» EXERCISE PROMPT
Below are the records. Gather each line that holds "Histogram".

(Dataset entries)

######

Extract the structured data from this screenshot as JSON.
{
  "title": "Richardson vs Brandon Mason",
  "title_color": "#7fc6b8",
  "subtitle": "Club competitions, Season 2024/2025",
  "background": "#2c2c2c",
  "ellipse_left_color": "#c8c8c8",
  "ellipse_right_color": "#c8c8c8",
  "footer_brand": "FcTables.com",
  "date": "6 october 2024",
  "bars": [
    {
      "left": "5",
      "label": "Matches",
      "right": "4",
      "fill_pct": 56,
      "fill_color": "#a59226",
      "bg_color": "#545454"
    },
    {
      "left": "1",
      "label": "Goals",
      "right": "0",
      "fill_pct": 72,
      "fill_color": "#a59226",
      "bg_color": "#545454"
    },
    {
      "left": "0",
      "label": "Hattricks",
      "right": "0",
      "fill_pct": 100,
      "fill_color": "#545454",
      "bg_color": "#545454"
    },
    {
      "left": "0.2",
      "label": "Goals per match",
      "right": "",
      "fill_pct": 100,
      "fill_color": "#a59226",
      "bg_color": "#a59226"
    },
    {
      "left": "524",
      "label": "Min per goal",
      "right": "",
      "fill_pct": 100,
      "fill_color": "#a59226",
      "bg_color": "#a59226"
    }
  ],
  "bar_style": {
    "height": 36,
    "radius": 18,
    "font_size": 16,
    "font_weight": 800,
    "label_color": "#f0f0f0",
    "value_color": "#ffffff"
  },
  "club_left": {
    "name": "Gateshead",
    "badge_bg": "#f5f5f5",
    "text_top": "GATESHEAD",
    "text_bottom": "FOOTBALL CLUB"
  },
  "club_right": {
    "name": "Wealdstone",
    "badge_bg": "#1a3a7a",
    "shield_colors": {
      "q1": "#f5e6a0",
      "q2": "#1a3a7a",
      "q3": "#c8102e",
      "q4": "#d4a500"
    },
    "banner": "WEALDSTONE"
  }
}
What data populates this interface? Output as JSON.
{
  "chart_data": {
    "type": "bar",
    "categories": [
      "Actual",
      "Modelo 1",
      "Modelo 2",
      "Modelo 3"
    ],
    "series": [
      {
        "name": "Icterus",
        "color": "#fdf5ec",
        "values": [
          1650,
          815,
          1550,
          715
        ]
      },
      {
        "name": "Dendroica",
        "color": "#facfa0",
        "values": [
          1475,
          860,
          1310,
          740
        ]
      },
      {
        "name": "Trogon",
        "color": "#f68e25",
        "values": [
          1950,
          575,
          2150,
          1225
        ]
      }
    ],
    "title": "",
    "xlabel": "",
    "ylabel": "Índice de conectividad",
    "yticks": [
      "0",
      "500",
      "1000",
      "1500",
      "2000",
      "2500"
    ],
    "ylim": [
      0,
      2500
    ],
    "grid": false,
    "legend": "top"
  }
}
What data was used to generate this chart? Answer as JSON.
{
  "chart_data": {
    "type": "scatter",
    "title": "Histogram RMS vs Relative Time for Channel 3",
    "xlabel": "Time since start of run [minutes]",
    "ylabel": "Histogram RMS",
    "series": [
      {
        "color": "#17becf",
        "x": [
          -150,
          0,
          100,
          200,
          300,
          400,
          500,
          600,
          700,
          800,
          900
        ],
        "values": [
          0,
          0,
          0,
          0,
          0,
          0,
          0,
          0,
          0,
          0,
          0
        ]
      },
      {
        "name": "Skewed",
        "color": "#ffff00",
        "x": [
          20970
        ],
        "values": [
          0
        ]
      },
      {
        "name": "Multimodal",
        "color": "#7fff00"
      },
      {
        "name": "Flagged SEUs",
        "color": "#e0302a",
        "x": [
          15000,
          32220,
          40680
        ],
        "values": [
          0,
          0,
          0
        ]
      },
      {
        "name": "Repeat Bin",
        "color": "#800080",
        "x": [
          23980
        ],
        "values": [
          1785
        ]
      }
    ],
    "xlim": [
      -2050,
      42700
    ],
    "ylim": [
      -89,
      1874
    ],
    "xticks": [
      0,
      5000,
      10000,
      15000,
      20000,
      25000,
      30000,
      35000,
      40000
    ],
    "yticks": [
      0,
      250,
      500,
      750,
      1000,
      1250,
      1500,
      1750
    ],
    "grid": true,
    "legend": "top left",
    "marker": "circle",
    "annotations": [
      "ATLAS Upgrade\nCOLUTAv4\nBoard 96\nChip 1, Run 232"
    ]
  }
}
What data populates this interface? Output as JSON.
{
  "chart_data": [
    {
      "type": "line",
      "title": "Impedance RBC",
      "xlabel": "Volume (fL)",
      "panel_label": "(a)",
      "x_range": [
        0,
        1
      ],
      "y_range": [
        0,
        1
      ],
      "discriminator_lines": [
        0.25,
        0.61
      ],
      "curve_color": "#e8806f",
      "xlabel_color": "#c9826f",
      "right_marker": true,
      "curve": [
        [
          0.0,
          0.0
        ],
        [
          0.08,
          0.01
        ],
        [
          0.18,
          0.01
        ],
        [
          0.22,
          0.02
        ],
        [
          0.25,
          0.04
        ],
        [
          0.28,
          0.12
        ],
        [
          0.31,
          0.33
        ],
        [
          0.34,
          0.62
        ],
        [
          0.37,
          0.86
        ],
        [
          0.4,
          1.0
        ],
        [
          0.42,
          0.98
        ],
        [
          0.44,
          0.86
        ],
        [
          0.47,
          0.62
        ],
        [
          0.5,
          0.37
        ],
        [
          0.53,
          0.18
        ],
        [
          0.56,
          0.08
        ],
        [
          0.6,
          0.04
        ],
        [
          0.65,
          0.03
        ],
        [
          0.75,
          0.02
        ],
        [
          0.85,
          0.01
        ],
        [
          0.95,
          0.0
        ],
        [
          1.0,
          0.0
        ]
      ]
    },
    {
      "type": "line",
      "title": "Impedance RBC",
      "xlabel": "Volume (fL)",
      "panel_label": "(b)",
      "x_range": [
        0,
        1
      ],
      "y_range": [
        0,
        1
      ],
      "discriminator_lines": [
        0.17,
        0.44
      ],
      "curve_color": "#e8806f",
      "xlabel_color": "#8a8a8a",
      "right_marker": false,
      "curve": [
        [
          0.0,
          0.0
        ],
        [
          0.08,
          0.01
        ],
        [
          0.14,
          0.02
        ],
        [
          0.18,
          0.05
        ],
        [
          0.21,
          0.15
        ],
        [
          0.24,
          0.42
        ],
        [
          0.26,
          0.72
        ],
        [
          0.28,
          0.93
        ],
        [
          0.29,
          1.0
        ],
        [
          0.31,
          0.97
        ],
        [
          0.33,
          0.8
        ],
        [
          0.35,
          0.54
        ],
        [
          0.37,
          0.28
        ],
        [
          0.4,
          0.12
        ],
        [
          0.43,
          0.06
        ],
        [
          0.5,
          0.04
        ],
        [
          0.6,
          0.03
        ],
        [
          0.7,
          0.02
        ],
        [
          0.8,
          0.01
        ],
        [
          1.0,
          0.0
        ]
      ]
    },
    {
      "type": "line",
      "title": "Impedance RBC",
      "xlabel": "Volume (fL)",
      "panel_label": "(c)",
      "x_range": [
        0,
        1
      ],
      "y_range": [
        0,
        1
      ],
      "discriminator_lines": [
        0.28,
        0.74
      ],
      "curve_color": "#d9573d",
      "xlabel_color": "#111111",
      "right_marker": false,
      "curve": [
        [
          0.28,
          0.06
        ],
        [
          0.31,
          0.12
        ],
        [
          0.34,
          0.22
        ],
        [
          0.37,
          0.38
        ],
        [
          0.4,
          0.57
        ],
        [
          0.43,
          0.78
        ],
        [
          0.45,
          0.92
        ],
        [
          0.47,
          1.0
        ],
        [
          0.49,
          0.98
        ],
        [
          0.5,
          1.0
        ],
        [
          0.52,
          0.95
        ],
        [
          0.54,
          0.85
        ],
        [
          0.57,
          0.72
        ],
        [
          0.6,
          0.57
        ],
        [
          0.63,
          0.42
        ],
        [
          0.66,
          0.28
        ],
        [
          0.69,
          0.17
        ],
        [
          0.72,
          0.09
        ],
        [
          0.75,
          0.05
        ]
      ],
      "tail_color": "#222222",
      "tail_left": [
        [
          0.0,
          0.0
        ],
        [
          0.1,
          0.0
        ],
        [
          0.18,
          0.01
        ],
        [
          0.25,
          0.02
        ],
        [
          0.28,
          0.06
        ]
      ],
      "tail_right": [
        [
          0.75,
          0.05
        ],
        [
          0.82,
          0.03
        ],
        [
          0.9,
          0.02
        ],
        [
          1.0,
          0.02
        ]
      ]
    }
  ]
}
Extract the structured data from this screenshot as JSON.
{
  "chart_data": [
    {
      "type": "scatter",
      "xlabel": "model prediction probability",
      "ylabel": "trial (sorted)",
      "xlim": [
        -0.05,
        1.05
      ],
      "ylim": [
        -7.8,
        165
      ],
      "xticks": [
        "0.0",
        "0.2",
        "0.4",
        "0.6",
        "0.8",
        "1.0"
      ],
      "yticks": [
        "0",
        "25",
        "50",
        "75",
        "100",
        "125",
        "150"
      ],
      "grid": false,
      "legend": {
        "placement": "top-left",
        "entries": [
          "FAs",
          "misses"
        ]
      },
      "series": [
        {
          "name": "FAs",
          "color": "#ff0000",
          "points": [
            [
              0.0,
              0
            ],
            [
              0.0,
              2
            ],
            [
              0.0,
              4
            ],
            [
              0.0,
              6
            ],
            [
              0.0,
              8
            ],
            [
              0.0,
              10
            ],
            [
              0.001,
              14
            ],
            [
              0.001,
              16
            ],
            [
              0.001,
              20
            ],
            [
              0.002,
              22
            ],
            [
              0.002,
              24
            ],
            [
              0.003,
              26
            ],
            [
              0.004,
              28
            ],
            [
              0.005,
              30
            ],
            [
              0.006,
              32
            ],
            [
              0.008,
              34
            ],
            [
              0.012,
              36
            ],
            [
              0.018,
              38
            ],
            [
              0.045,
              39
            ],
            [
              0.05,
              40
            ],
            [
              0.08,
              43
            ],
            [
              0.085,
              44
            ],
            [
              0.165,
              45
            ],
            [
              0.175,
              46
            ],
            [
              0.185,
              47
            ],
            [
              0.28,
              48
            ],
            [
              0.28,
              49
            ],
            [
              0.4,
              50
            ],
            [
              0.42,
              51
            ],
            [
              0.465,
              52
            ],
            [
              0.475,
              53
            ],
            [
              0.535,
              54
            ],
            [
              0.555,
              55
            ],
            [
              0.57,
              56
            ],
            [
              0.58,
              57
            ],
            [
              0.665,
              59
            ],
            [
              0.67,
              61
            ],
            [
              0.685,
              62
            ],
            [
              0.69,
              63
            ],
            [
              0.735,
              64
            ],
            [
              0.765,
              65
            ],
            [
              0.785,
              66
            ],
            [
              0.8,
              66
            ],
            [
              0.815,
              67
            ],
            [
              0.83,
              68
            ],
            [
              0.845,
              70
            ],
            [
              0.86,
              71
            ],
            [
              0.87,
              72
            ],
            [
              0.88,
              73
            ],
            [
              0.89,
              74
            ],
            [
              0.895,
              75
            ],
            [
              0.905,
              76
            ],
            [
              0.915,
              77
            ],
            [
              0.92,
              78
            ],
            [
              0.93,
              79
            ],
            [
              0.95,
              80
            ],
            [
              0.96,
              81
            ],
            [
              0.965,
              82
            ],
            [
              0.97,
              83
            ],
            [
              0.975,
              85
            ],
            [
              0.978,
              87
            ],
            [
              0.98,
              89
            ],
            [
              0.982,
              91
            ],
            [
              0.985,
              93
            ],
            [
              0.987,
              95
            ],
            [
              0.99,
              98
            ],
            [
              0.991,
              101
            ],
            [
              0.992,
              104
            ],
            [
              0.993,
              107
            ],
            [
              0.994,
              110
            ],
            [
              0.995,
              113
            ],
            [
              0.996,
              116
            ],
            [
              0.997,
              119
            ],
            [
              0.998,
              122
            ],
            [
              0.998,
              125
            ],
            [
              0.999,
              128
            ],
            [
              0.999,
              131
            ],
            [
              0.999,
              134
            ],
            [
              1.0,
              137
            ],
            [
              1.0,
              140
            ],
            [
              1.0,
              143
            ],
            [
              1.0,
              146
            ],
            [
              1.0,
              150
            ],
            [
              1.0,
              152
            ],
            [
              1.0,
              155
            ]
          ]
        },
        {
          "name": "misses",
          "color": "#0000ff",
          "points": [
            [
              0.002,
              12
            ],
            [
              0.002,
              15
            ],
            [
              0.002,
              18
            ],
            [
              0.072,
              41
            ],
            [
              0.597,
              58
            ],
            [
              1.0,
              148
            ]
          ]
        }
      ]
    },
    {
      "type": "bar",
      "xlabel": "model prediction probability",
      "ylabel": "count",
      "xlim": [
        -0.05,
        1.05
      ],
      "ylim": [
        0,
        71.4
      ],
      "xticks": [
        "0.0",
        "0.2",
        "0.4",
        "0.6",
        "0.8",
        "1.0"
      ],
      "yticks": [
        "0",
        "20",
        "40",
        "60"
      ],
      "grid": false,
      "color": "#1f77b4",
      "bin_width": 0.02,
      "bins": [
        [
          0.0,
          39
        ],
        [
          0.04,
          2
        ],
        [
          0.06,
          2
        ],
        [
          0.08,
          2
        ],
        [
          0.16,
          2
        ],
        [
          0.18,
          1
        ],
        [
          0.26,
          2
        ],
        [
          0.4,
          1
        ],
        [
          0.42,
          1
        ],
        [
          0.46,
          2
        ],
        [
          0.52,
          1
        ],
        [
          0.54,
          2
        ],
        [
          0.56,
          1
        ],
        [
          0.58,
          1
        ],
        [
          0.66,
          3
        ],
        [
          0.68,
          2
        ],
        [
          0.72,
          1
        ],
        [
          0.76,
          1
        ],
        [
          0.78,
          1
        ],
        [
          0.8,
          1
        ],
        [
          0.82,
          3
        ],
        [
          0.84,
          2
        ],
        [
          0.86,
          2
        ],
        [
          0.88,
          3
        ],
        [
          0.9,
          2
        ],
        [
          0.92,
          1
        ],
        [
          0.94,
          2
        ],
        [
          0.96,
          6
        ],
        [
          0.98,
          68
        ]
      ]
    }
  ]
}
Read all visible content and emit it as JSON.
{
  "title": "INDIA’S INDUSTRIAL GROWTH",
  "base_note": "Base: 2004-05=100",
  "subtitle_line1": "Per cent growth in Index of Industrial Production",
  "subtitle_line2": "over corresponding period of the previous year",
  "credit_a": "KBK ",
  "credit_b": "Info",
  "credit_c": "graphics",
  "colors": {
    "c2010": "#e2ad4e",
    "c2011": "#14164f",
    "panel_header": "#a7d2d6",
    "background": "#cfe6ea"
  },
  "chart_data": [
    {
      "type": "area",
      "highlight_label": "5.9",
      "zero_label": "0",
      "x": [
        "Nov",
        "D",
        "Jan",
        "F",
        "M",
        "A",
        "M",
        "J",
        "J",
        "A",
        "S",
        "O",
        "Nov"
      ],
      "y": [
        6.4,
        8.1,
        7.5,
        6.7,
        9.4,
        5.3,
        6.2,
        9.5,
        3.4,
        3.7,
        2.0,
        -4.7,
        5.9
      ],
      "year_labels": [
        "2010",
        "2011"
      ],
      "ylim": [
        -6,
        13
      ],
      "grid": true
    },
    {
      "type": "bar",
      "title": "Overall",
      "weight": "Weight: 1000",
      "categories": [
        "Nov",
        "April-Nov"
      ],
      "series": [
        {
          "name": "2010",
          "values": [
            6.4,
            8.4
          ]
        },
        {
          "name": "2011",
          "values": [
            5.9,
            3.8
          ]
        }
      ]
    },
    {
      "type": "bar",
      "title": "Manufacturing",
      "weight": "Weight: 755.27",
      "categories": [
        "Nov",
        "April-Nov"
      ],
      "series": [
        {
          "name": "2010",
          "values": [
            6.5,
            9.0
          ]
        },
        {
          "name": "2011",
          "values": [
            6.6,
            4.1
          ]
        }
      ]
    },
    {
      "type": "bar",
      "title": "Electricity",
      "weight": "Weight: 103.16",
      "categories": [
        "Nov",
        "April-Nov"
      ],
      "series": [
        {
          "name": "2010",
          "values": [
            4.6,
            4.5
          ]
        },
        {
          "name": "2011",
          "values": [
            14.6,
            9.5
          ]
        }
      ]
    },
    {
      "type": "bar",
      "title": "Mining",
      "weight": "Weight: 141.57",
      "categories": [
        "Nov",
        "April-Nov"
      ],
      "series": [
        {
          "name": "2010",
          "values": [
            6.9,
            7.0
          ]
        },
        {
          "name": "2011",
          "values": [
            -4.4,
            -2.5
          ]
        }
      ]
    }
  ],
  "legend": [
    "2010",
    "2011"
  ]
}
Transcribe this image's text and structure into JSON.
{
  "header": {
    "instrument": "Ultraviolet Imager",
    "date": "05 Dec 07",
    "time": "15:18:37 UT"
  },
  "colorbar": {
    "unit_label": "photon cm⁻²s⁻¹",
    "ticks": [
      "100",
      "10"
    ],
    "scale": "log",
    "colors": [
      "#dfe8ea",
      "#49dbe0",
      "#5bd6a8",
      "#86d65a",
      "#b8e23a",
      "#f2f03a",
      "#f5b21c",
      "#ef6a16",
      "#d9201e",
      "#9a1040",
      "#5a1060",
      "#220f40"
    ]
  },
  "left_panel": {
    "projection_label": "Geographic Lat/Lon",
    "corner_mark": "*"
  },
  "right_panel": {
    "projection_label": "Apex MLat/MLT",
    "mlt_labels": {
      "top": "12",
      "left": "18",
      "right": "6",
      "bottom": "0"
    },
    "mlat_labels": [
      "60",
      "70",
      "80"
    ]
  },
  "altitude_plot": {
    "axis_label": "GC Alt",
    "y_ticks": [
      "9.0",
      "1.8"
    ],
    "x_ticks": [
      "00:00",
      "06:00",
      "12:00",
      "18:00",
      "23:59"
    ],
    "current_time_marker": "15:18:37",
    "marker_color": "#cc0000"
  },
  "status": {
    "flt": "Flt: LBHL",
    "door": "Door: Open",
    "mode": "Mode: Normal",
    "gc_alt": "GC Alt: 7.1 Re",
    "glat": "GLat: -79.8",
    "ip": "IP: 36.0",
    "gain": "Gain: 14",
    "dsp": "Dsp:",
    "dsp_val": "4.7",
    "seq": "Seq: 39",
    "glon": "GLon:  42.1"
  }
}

######

» PROBLEM SOLUTION
    "title": "Histogram RMS vs Relative Time for Channel 3",
    "ylabel": "Histogram RMS",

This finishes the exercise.